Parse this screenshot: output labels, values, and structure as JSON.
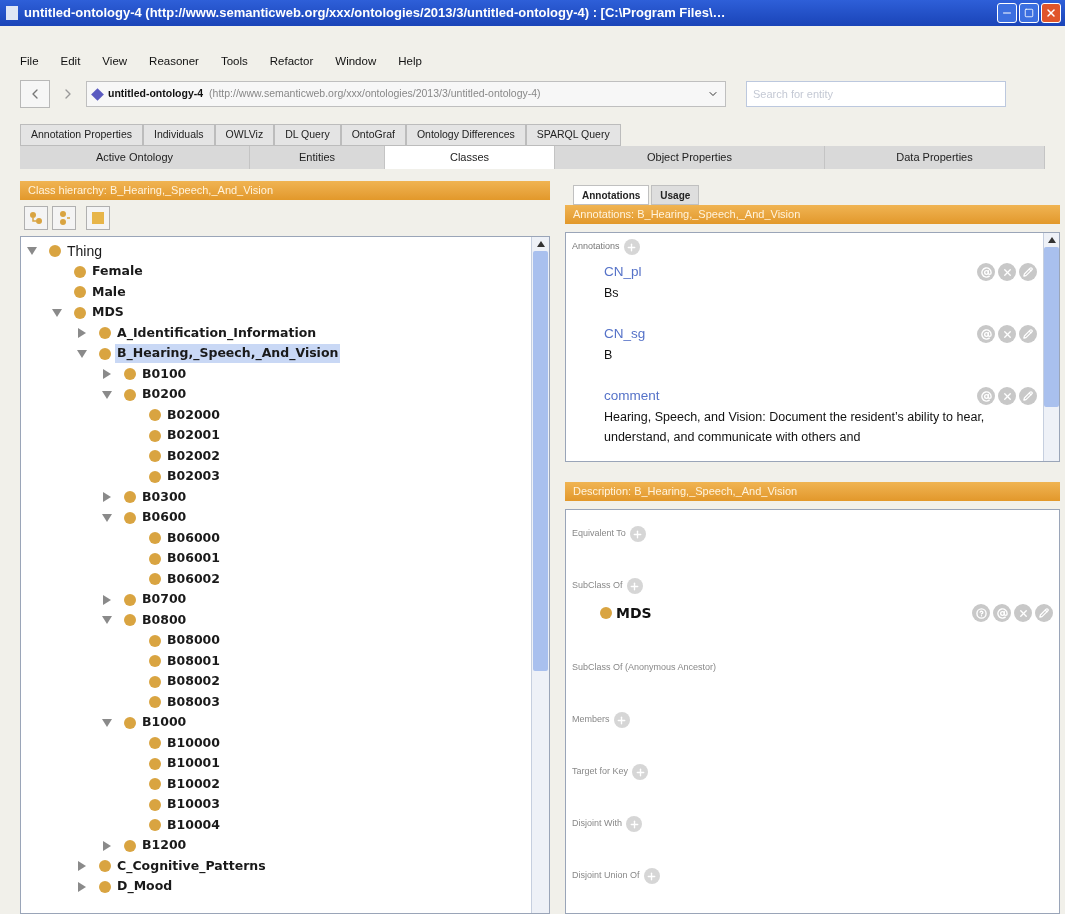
{
  "window": {
    "title": "untitled-ontology-4 (http://www.semanticweb.org/xxx/ontologies/2013/3/untitled-ontology-4) : [C:\\Program Files\\…"
  },
  "menu": [
    "File",
    "Edit",
    "View",
    "Reasoner",
    "Tools",
    "Refactor",
    "Window",
    "Help"
  ],
  "nav": {
    "ontology_name": "untitled-ontology-4",
    "ontology_iri": "(http://www.semanticweb.org/xxx/ontologies/2013/3/untitled-ontology-4)",
    "search": {
      "placeholder": "Search for entity"
    }
  },
  "tabs_top": [
    {
      "label": "Annotation Properties",
      "selected": false
    },
    {
      "label": "Individuals",
      "selected": false
    },
    {
      "label": "OWLViz",
      "selected": false
    },
    {
      "label": "DL Query",
      "selected": false
    },
    {
      "label": "OntoGraf",
      "selected": false
    },
    {
      "label": "Ontology Differences",
      "selected": false
    },
    {
      "label": "SPARQL Query",
      "selected": false
    }
  ],
  "tabs_main": [
    {
      "label": "Active Ontology",
      "selected": false
    },
    {
      "label": "Entities",
      "selected": false
    },
    {
      "label": "Classes",
      "selected": true
    },
    {
      "label": "Object Properties",
      "selected": false
    },
    {
      "label": "Data Properties",
      "selected": false
    }
  ],
  "class_hierarchy": {
    "title": "Class hierarchy: B_Hearing,_Speech,_And_Vision",
    "tree": [
      {
        "label": "Thing",
        "expanded": true,
        "selected": false,
        "children": [
          {
            "label": "Female",
            "selected": false
          },
          {
            "label": "Male",
            "selected": false
          },
          {
            "label": "MDS",
            "expanded": true,
            "selected": false,
            "children": [
              {
                "label": "A_Identification_Information",
                "expanded": false,
                "selected": false
              },
              {
                "label": "B_Hearing,_Speech,_And_Vision",
                "expanded": true,
                "selected": true,
                "children": [
                  {
                    "label": "B0100",
                    "expanded": false,
                    "selected": false
                  },
                  {
                    "label": "B0200",
                    "expanded": true,
                    "selected": false,
                    "children": [
                      {
                        "label": "B02000",
                        "selected": false
                      },
                      {
                        "label": "B02001",
                        "selected": false
                      },
                      {
                        "label": "B02002",
                        "selected": false
                      },
                      {
                        "label": "B02003",
                        "selected": false
                      }
                    ]
                  },
                  {
                    "label": "B0300",
                    "expanded": false,
                    "selected": false
                  },
                  {
                    "label": "B0600",
                    "expanded": true,
                    "selected": false,
                    "children": [
                      {
                        "label": "B06000",
                        "selected": false
                      },
                      {
                        "label": "B06001",
                        "selected": false
                      },
                      {
                        "label": "B06002",
                        "selected": false
                      }
                    ]
                  },
                  {
                    "label": "B0700",
                    "expanded": false,
                    "selected": false
                  },
                  {
                    "label": "B0800",
                    "expanded": true,
                    "selected": false,
                    "children": [
                      {
                        "label": "B08000",
                        "selected": false
                      },
                      {
                        "label": "B08001",
                        "selected": false
                      },
                      {
                        "label": "B08002",
                        "selected": false
                      },
                      {
                        "label": "B08003",
                        "selected": false
                      }
                    ]
                  },
                  {
                    "label": "B1000",
                    "expanded": true,
                    "selected": false,
                    "children": [
                      {
                        "label": "B10000",
                        "selected": false
                      },
                      {
                        "label": "B10001",
                        "selected": false
                      },
                      {
                        "label": "B10002",
                        "selected": false
                      },
                      {
                        "label": "B10003",
                        "selected": false
                      },
                      {
                        "label": "B10004",
                        "selected": false
                      }
                    ]
                  },
                  {
                    "label": "B1200",
                    "expanded": false,
                    "selected": false
                  }
                ]
              },
              {
                "label": "C_Cognitive_Patterns",
                "expanded": false,
                "selected": false
              },
              {
                "label": "D_Mood",
                "expanded": false,
                "selected": false
              }
            ]
          }
        ]
      }
    ]
  },
  "detail_tabs": [
    {
      "label": "Annotations",
      "selected": true
    },
    {
      "label": "Usage",
      "selected": false
    }
  ],
  "annotations": {
    "title": "Annotations: B_Hearing,_Speech,_And_Vision",
    "label": "Annotations",
    "items": [
      {
        "property": "CN_pl",
        "value": "Bs"
      },
      {
        "property": "CN_sg",
        "value": "B"
      },
      {
        "property": "comment",
        "value": "Hearing, Speech, and Vision: Document the resident’s ability to hear, understand, and communicate with others and"
      }
    ]
  },
  "description": {
    "title": "Description: B_Hearing,_Speech,_And_Vision",
    "sections": [
      {
        "label": "Equivalent To",
        "add": true
      },
      {
        "label": "SubClass Of",
        "add": true,
        "items": [
          "MDS"
        ]
      },
      {
        "label": "SubClass Of (Anonymous Ancestor)",
        "add": false
      },
      {
        "label": "Members",
        "add": true
      },
      {
        "label": "Target for Key",
        "add": true
      },
      {
        "label": "Disjoint With",
        "add": true
      },
      {
        "label": "Disjoint Union Of",
        "add": true
      }
    ]
  }
}
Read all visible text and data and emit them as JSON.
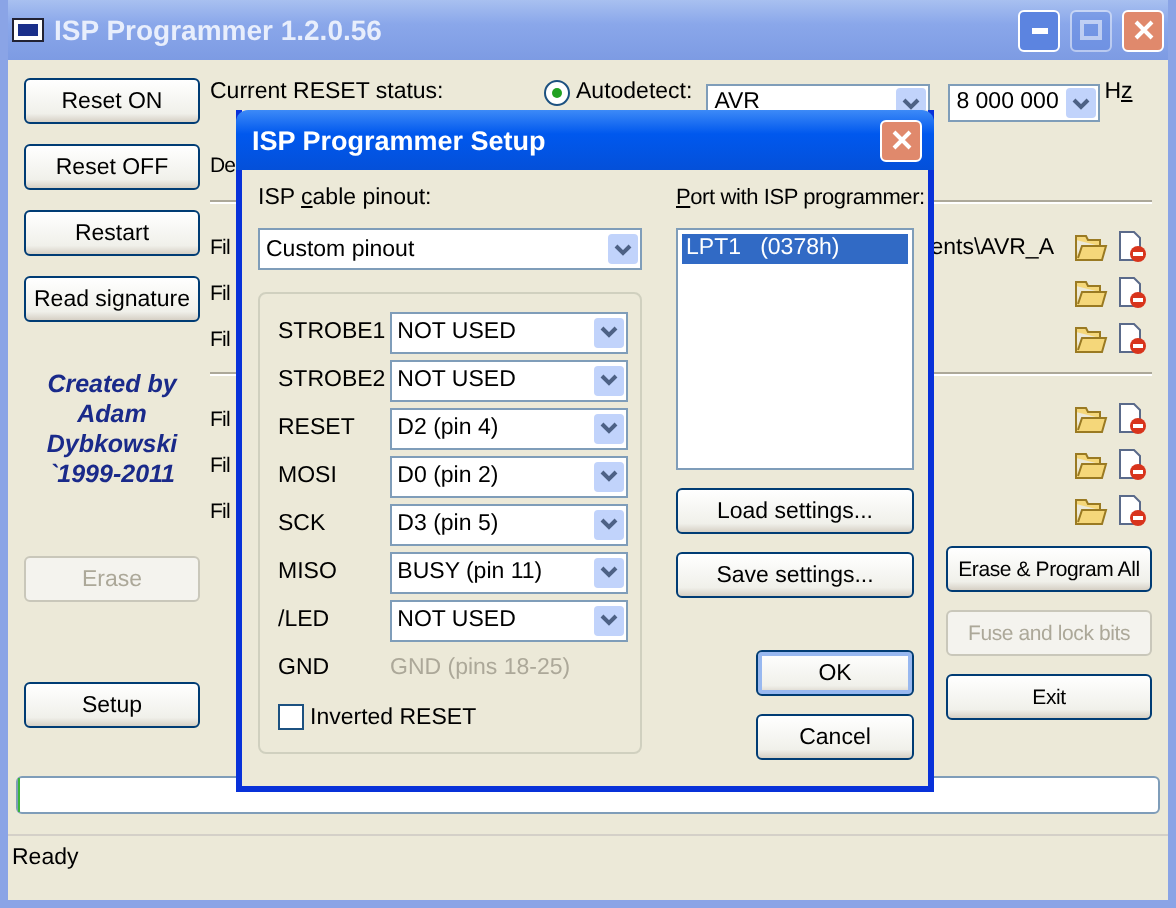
{
  "window": {
    "title": "ISP Programmer 1.2.0.56",
    "maximize_disabled": true
  },
  "left_buttons": [
    {
      "label": "Reset ON",
      "disabled": false
    },
    {
      "label": "Reset OFF",
      "disabled": false
    },
    {
      "label": "Restart",
      "disabled": false
    },
    {
      "label": "Read signature",
      "disabled": false
    }
  ],
  "credit": "Created by\nAdam\nDybkowski\n`1999-2011",
  "erase_button": {
    "label": "Erase",
    "disabled": true
  },
  "setup_button": {
    "label": "Setup",
    "disabled": false
  },
  "reset_status": {
    "label": "Current RESET status:"
  },
  "autodetect": {
    "label": "Autodetect:",
    "selected": true
  },
  "device_combo": {
    "value": "AVR"
  },
  "frequency": {
    "value": "8 000 000",
    "unit": "Hz"
  },
  "second_line_label": "De",
  "file_groups": [
    {
      "rows": [
        {
          "label": "Fil",
          "path": "ents\\AVR_A"
        },
        {
          "label": "Fil"
        },
        {
          "label": "Fil"
        }
      ]
    },
    {
      "rows": [
        {
          "label": "Fil"
        },
        {
          "label": "Fil"
        },
        {
          "label": "Fil"
        }
      ]
    }
  ],
  "right_buttons": [
    {
      "label": "Erase & Program All",
      "disabled": false
    },
    {
      "label": "Fuse and lock bits",
      "disabled": true
    },
    {
      "label": "Exit",
      "disabled": false
    }
  ],
  "progress": {
    "level": 0
  },
  "status_bar": {
    "text": "Ready"
  },
  "dialog": {
    "title": "ISP Programmer Setup",
    "pinout_label": {
      "text": "ISP cable pinout:"
    },
    "pinout_combo": {
      "value": "Custom pinout"
    },
    "pins": [
      {
        "kind": "combo",
        "name": "STROBE1",
        "value": "NOT USED"
      },
      {
        "kind": "combo",
        "name": "STROBE2",
        "value": "NOT USED"
      },
      {
        "kind": "combo",
        "name": "RESET",
        "value": "D2 (pin 4)"
      },
      {
        "kind": "combo",
        "name": "MOSI",
        "value": "D0 (pin 2)"
      },
      {
        "kind": "combo",
        "name": "SCK",
        "value": "D3 (pin 5)"
      },
      {
        "kind": "combo",
        "name": "MISO",
        "value": "BUSY (pin 11)"
      },
      {
        "kind": "combo",
        "name": "/LED",
        "value": "NOT USED"
      },
      {
        "kind": "fixed",
        "name": "GND",
        "value": "GND (pins 18-25)"
      }
    ],
    "inverted_reset": {
      "label": "Inverted RESET",
      "checked": false
    },
    "port_label": {
      "text": "Port with ISP programmer:"
    },
    "ports": [
      {
        "label": "LPT1   (0378h)",
        "selected": true
      }
    ],
    "settings_buttons": [
      "Load settings...",
      "Save settings..."
    ],
    "ok_button": {
      "label": "OK",
      "default": true
    },
    "cancel_button": {
      "label": "Cancel"
    }
  }
}
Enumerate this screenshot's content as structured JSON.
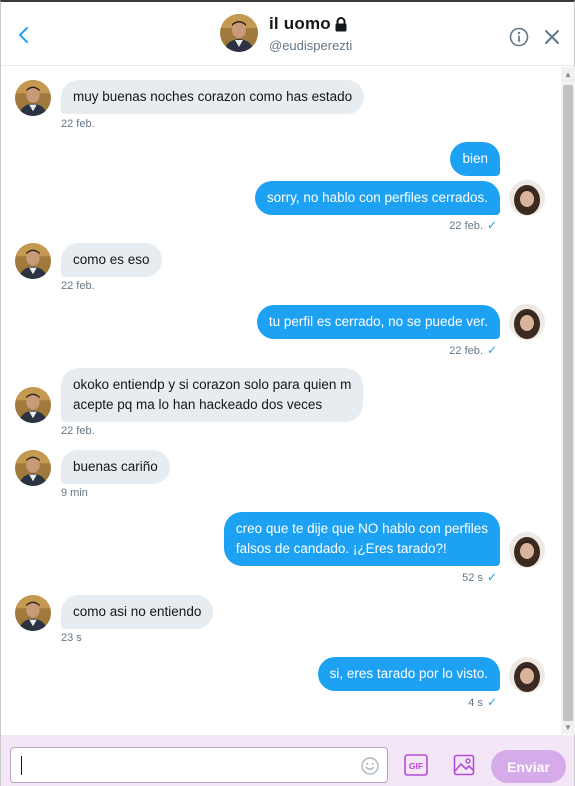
{
  "header": {
    "name": "il uomo",
    "handle": "@eudisperezti",
    "icons": {
      "back": "chevron-left-icon",
      "lock": "lock-icon",
      "info": "info-icon",
      "close": "close-icon"
    }
  },
  "messages": [
    {
      "direction": "in",
      "text": "muy buenas noches corazon como has estado",
      "time": "22 feb."
    },
    {
      "direction": "out",
      "text": "bien"
    },
    {
      "direction": "out",
      "text": "sorry, no hablo con perfiles cerrados.",
      "time": "22 feb."
    },
    {
      "direction": "in",
      "text": "como es eso",
      "time": "22 feb."
    },
    {
      "direction": "out",
      "text": "tu perfil es cerrado, no se puede ver.",
      "time": "22 feb."
    },
    {
      "direction": "in",
      "lines": [
        "okoko entiendp y si corazon solo para quien m",
        "acepte pq ma lo han hackeado dos veces"
      ],
      "time": "22 feb."
    },
    {
      "direction": "in",
      "text": "buenas cariño",
      "time": "9 min"
    },
    {
      "direction": "out",
      "lines": [
        "creo que te dije que NO hablo con perfiles",
        "falsos de candado. ¡¿Eres tarado?!"
      ],
      "time": "52 s"
    },
    {
      "direction": "in",
      "text": "como asi no entiendo",
      "time": "23 s"
    },
    {
      "direction": "out",
      "text": "si, eres tarado por lo visto.",
      "time": "4 s"
    }
  ],
  "composer": {
    "send_label": "Enviar",
    "gif_label": "GIF",
    "icons": {
      "emoji": "emoji-icon",
      "gif": "gif-icon",
      "image": "image-icon"
    }
  },
  "colors": {
    "outgoing_bubble": "#1da1f2",
    "incoming_bubble": "#e6ecf0",
    "send_button": "#d4a5e8",
    "composer_bg": "#f2e6f7"
  }
}
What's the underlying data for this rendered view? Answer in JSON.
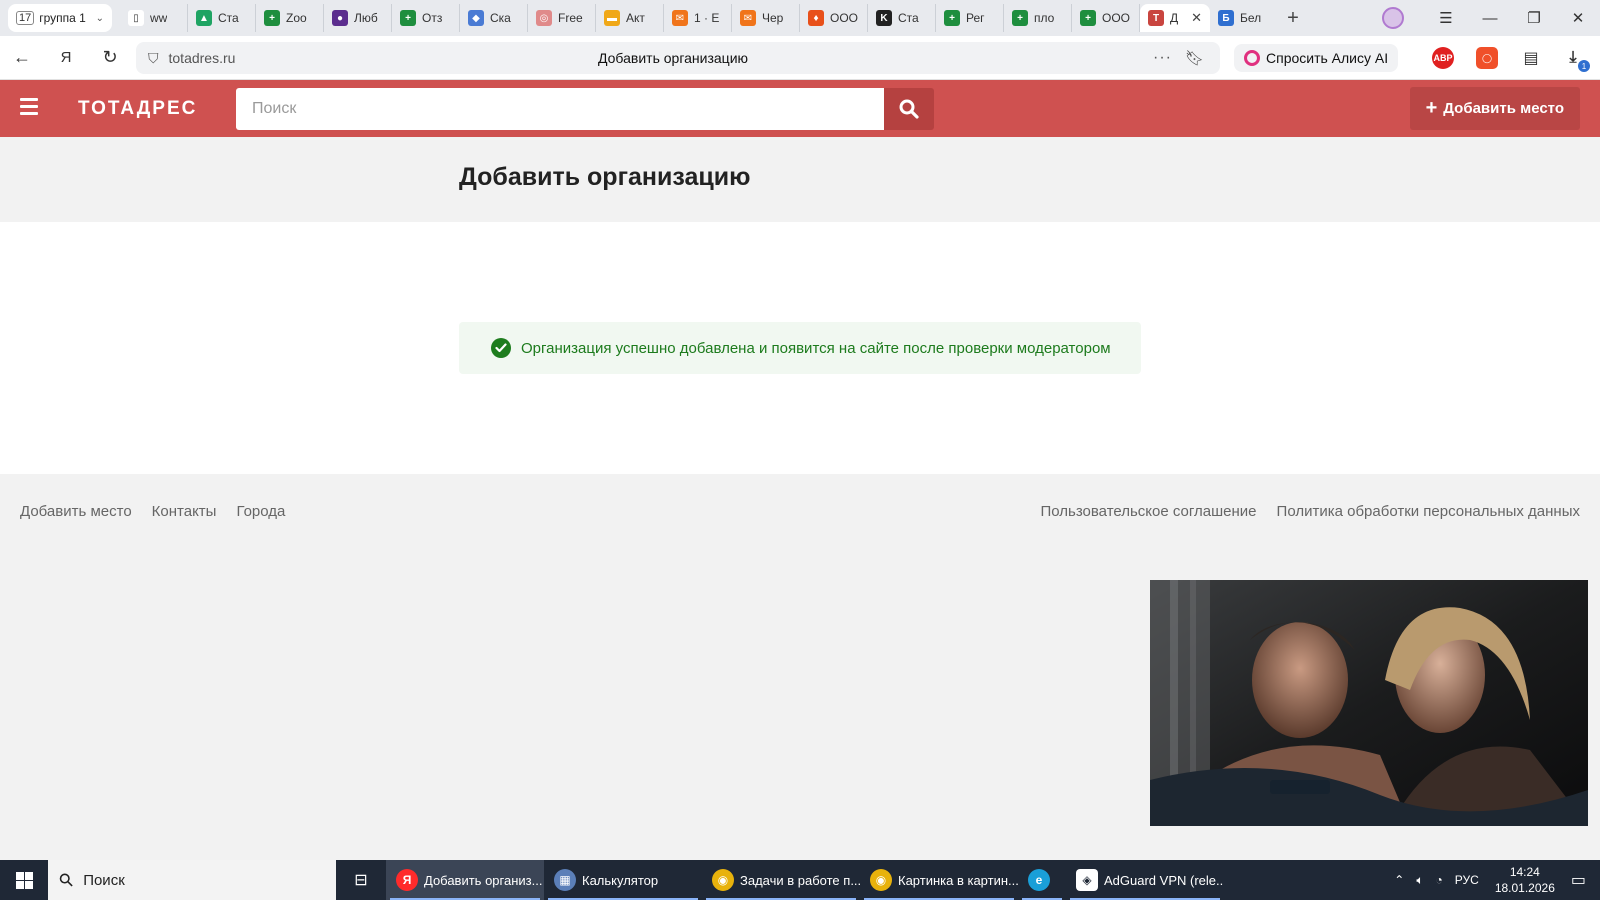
{
  "browser": {
    "tab_group": {
      "count": "17",
      "name": "группа 1"
    },
    "tabs": [
      {
        "label": "ww",
        "color": "#ffffff",
        "glyph": "▯"
      },
      {
        "label": "Ста",
        "color": "#1fa463",
        "glyph": "▲"
      },
      {
        "label": "Zoo",
        "color": "#1e8e3e",
        "glyph": "+"
      },
      {
        "label": "Люб",
        "color": "#5b2d8e",
        "glyph": "●"
      },
      {
        "label": "Отз",
        "color": "#1e8e3e",
        "glyph": "+"
      },
      {
        "label": "Ска",
        "color": "#4a7bd4",
        "glyph": "◆"
      },
      {
        "label": "Free",
        "color": "#e08a8a",
        "glyph": "◎"
      },
      {
        "label": "Акт",
        "color": "#f0a818",
        "glyph": "▬"
      },
      {
        "label": "1 · Е",
        "color": "#f0741a",
        "glyph": "✉"
      },
      {
        "label": "Чер",
        "color": "#f0741a",
        "glyph": "✉"
      },
      {
        "label": "ООО",
        "color": "#e8501a",
        "glyph": "♦"
      },
      {
        "label": "Ста",
        "color": "#222222",
        "glyph": "K"
      },
      {
        "label": "Рег",
        "color": "#1e8e3e",
        "glyph": "+"
      },
      {
        "label": "пло",
        "color": "#1e8e3e",
        "glyph": "+"
      },
      {
        "label": "ООО",
        "color": "#1e8e3e",
        "glyph": "+"
      }
    ],
    "active_tab": {
      "label": "Д",
      "color": "#c9453f",
      "glyph": "T"
    },
    "after_tab": {
      "label": "Бел",
      "color": "#2f6fd0",
      "glyph": "Б"
    },
    "url": "totadres.ru",
    "page_title": "Добавить организацию",
    "alice_label": "Спросить Алису AI",
    "extensions": {
      "abp": "ABP",
      "download_badge": "1"
    }
  },
  "site": {
    "logo": "ТОТАДРЕС",
    "search_placeholder": "Поиск",
    "add_place_label": "Добавить место",
    "brand_color": "#cf5150"
  },
  "main": {
    "title": "Добавить организацию",
    "success_message": "Организация успешно добавлена и появится на сайте после проверки модератором"
  },
  "footer": {
    "left_links": [
      "Добавить место",
      "Контакты",
      "Города"
    ],
    "right_links": [
      "Пользовательское соглашение",
      "Политика обработки персональных данных"
    ]
  },
  "taskbar": {
    "search_label": "Поиск",
    "apps": [
      {
        "label": "Добавить организ...",
        "icon": "yandex-browser-icon",
        "active": true
      },
      {
        "label": "Калькулятор",
        "icon": "calculator-icon",
        "active": false
      },
      {
        "label": "Задачи в работе п...",
        "icon": "chrome-icon",
        "active": false
      },
      {
        "label": "Картинка в картин...",
        "icon": "chrome-icon",
        "active": false
      },
      {
        "label": "",
        "icon": "edge-icon",
        "active": false
      },
      {
        "label": "AdGuard VPN (rele...",
        "icon": "adguard-icon",
        "active": false
      }
    ],
    "language": "РУС",
    "time": "14:24",
    "date": "18.01.2026"
  }
}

━━━━━━━━━━━━━━━━

Show each line in the entries that holds the string "como".

      "text": "muy buenas noches corazon como has estado",
      "text": "como es eso",
      "text": "como asi no entiendo",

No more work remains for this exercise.